◆ WRITTEN PROBLEM: Extract every line below that contains the word "หสมเย".

※ ※ ※

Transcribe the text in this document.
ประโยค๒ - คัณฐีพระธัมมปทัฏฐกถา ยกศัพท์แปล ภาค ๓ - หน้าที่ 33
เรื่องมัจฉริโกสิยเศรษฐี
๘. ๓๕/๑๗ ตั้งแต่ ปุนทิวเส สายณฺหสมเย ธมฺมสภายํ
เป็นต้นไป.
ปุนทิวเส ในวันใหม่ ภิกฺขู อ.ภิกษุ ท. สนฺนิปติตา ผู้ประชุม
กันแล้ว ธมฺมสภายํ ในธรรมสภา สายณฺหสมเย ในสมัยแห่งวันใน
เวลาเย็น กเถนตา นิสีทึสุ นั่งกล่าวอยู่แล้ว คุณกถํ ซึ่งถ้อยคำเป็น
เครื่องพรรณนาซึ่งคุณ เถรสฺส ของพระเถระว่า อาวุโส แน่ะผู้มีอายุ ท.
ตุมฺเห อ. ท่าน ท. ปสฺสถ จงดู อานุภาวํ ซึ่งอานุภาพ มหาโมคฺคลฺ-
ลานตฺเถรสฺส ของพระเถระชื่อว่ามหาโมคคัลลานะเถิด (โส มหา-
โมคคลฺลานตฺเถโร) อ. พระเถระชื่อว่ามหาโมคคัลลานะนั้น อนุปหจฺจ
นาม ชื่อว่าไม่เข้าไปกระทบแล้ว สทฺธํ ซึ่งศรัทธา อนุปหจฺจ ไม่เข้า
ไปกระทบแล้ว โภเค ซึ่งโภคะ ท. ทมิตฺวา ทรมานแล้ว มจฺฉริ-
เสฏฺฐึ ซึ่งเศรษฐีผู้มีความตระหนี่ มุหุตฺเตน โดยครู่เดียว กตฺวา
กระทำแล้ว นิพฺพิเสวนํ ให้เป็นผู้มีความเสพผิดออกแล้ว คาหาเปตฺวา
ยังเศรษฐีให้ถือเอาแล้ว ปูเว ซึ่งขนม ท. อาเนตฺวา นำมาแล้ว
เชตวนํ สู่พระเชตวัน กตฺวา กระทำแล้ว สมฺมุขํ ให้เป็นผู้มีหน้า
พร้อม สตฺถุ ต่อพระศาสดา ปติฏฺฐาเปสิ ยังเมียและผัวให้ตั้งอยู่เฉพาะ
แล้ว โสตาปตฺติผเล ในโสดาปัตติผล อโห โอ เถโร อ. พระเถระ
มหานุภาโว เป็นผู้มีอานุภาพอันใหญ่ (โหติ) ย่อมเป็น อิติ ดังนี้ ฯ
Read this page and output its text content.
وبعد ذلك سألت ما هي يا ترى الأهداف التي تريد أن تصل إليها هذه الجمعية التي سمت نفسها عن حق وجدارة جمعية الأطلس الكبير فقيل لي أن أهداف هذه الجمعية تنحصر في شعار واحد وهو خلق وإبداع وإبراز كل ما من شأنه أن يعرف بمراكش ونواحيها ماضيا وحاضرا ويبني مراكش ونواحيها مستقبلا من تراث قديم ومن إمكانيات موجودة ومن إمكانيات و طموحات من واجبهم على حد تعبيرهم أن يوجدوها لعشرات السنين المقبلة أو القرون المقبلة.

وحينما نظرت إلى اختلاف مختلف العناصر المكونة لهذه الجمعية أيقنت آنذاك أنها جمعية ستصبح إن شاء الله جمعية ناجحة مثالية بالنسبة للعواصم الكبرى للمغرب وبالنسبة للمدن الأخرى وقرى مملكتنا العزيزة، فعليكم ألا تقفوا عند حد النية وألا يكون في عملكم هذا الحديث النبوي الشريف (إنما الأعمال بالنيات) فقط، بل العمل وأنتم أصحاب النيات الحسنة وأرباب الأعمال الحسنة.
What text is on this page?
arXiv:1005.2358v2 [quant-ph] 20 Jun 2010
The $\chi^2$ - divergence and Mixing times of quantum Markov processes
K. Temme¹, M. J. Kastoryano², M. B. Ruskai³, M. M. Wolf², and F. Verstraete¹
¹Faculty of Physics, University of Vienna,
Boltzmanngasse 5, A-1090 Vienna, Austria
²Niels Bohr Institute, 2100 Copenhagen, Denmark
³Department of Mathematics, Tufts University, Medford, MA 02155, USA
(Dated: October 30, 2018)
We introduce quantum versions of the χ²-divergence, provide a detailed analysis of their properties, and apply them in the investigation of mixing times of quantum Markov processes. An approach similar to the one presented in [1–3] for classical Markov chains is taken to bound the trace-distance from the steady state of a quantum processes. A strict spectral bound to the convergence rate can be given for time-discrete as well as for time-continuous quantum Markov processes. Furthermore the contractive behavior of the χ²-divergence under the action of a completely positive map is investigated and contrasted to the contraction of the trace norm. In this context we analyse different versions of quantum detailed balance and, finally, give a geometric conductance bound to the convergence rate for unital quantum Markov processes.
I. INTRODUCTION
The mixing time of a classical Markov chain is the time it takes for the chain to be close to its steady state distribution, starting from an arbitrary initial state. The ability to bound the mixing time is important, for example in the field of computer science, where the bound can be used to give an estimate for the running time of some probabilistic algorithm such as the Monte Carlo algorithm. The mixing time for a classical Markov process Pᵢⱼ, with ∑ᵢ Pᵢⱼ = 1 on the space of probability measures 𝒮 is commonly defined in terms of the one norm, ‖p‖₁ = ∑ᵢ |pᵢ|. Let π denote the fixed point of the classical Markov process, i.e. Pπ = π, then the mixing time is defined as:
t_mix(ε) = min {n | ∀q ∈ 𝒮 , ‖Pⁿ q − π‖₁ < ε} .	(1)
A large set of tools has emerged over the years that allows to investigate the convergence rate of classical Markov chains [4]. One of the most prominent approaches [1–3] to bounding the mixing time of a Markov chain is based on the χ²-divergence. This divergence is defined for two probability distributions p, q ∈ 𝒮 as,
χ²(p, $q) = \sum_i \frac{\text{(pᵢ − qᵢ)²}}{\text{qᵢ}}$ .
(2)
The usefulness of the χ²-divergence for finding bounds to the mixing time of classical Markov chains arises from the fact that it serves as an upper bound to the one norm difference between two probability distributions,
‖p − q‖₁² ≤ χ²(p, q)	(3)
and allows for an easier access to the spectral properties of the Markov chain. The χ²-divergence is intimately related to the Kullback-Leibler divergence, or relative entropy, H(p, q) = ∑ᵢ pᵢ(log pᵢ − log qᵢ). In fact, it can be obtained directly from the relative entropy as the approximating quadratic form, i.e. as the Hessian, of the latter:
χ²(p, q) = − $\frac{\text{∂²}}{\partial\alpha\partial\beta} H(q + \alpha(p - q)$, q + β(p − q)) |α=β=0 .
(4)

※ ※ ※

◆ RESULT BELOW:
๘. ๓๕/๑๗ ตั้งแต่ ปุนทิวเส สายณฺหสมเย ธมฺมสภายํ
กันแล้ว ธมฺมสภายํ ในธรรมสภา สายณฺหสมเย ในสมัยแห่งวันใน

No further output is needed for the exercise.